GOAL
List every line below that contains the string "header", copying each line in full, and treat uppercase and lowercase as different.

──────────

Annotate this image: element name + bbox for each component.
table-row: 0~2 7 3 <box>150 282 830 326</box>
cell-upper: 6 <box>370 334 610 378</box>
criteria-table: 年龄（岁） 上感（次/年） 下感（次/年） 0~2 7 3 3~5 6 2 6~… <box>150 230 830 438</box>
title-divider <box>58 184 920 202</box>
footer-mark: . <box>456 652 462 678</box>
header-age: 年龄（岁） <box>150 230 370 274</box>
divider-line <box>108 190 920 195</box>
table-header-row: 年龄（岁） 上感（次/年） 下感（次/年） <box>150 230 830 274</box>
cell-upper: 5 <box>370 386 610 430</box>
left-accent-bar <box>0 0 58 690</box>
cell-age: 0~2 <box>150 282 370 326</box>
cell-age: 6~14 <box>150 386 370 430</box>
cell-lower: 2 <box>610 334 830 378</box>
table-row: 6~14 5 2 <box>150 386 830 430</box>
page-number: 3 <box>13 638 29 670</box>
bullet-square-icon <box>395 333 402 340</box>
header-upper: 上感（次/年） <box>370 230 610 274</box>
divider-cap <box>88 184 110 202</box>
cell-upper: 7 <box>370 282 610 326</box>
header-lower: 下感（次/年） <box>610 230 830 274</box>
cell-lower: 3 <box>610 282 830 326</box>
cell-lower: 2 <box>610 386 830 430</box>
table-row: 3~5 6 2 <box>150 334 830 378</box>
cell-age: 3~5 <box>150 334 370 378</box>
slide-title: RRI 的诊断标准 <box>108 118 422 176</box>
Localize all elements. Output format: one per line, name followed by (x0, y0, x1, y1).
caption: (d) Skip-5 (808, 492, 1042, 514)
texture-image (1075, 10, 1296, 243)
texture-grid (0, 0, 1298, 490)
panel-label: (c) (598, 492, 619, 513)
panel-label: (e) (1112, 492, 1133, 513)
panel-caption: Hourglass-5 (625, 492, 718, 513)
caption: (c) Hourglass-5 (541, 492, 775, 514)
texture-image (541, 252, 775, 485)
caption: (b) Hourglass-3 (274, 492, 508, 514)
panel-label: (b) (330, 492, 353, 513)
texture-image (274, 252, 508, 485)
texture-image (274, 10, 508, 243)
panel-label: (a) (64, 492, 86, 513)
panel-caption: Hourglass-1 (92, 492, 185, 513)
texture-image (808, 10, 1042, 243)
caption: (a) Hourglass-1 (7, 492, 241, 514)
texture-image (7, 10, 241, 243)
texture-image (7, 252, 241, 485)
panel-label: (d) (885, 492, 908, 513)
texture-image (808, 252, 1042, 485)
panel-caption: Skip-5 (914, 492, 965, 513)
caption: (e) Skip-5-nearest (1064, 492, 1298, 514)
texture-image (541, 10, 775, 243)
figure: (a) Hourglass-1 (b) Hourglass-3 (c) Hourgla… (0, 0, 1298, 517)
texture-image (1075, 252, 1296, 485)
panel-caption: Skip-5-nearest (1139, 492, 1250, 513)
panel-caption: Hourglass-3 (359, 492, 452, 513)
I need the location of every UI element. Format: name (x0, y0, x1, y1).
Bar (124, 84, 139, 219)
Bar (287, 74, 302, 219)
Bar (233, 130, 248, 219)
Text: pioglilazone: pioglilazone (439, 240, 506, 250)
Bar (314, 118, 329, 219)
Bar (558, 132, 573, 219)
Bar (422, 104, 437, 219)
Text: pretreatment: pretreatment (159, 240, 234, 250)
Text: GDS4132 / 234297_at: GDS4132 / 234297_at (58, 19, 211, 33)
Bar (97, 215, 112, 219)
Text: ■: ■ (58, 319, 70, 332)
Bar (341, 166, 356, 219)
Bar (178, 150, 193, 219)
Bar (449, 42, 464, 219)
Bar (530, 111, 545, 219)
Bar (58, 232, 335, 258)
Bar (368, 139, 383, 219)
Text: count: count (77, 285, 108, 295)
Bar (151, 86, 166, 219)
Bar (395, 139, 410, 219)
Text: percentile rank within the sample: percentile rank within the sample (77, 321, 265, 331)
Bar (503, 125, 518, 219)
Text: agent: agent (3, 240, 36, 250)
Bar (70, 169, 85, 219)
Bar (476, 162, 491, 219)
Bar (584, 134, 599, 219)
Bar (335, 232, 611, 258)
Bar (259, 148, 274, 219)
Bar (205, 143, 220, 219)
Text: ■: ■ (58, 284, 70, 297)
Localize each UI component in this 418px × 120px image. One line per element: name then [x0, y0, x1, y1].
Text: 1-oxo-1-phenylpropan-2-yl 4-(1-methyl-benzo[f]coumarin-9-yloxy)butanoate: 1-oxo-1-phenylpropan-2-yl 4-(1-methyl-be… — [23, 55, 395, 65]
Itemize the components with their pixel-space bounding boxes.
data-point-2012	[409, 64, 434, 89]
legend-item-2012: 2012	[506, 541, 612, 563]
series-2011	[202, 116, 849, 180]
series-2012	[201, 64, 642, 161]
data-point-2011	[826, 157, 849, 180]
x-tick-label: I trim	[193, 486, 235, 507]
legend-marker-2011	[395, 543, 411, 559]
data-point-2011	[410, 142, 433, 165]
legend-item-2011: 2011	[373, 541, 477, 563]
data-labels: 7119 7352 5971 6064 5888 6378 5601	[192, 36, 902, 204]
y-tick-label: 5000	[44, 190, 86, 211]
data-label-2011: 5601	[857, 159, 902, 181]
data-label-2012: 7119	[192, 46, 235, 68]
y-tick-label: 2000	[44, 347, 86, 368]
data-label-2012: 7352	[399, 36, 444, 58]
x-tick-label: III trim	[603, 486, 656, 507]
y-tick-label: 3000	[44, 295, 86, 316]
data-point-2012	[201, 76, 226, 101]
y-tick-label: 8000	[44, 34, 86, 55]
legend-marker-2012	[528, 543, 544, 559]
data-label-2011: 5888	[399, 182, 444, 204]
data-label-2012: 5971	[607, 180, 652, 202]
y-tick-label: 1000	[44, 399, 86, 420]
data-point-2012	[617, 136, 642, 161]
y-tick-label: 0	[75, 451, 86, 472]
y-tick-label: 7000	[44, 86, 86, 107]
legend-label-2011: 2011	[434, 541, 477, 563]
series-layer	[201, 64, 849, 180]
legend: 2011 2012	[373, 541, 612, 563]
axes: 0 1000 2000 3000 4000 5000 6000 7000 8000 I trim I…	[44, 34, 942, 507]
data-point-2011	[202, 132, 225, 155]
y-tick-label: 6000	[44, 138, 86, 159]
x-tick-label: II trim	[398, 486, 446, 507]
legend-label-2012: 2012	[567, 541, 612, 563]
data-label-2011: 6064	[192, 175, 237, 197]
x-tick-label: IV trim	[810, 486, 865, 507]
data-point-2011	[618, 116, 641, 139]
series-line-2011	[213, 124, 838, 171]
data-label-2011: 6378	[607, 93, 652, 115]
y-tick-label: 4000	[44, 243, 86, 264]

──────────

ANSWER TO THIS TASK
header-age: 年龄（岁） <box>150 230 370 274</box>
table-header-row: 年龄（岁） 上感（次/年） 下感（次/年） <box>150 230 830 274</box>
header-upper: 上感（次/年） <box>370 230 610 274</box>
header-lower: 下感（次/年） <box>610 230 830 274</box>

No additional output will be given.